= Exercise requirements =
Lines that contain "meſme" are to be counted; give only their number.

Collection entries
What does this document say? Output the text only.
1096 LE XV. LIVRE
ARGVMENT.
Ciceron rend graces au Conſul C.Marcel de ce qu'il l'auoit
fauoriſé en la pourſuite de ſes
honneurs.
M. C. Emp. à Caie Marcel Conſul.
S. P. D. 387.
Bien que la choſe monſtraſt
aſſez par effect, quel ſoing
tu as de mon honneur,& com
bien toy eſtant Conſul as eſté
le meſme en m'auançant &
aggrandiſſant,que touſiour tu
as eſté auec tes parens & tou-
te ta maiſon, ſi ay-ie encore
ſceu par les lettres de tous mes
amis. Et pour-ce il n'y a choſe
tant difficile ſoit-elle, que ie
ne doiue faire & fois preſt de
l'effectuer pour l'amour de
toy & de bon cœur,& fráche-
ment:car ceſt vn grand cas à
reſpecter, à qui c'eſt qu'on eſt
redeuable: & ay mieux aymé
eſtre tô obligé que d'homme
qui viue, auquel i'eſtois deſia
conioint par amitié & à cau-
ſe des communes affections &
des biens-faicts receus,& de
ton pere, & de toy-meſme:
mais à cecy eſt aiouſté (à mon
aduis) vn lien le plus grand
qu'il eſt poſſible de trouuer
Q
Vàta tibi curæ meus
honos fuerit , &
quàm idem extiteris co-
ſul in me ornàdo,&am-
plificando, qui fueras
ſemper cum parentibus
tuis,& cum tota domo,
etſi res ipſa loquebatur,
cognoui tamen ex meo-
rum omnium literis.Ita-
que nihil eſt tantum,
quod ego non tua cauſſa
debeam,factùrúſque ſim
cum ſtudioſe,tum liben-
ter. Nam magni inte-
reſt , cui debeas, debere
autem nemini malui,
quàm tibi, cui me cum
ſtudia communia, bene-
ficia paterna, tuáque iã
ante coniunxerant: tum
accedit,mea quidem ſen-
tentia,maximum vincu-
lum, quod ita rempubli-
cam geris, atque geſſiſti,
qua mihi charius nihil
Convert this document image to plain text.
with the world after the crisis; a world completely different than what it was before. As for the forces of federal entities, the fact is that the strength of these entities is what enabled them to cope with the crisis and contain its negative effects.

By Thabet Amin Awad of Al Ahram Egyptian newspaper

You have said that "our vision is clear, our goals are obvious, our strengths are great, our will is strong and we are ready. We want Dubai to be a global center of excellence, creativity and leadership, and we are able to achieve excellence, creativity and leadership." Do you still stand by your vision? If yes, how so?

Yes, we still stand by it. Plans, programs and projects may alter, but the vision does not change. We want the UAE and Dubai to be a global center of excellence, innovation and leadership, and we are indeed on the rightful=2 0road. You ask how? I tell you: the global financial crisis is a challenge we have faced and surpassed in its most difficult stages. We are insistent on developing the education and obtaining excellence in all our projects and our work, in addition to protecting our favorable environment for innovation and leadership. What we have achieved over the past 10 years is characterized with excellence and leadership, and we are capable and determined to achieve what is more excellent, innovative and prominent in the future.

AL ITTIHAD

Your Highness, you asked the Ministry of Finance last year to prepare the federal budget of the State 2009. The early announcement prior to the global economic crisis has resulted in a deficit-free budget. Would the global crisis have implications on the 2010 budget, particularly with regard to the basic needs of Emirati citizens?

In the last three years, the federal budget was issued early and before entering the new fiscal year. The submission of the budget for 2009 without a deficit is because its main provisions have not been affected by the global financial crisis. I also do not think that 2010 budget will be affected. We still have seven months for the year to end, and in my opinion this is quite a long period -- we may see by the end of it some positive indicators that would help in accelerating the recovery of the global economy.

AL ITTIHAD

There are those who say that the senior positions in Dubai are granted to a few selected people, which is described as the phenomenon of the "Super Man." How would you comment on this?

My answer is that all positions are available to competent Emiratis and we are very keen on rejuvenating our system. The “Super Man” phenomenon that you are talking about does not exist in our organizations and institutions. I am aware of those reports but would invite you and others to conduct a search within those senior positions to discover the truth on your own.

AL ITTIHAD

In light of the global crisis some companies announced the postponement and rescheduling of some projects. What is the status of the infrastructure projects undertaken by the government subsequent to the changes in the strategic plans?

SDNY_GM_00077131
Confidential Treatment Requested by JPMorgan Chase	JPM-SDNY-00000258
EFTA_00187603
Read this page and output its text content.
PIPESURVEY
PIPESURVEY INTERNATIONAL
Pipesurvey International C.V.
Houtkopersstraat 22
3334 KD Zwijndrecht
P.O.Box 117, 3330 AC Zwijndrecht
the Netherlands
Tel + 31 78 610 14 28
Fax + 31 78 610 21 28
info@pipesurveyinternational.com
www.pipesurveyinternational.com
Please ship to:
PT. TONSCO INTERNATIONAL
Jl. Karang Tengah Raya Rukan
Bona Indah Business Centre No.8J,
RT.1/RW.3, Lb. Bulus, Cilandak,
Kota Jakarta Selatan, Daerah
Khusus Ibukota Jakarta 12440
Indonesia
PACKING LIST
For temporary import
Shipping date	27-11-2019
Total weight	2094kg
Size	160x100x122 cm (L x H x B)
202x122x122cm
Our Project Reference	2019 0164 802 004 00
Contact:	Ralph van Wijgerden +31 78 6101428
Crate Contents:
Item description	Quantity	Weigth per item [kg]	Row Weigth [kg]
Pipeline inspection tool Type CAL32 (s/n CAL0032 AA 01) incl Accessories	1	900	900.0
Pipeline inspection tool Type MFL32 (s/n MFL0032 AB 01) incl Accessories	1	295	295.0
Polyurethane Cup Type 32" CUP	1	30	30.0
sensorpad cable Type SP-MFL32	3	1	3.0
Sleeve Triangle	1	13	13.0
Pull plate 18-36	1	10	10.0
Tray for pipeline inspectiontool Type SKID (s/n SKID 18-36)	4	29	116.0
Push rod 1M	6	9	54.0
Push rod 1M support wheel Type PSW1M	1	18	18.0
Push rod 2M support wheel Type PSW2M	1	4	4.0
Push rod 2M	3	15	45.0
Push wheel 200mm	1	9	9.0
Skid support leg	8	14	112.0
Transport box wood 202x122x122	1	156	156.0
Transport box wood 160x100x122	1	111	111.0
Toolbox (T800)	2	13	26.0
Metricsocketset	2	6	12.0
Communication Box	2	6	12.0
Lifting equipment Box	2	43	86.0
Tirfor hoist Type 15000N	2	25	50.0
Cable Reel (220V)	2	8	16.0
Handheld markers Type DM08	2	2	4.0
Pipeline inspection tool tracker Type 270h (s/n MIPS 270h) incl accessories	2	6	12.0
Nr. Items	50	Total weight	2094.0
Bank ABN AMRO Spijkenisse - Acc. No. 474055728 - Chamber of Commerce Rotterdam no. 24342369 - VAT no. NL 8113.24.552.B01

= Task output =
2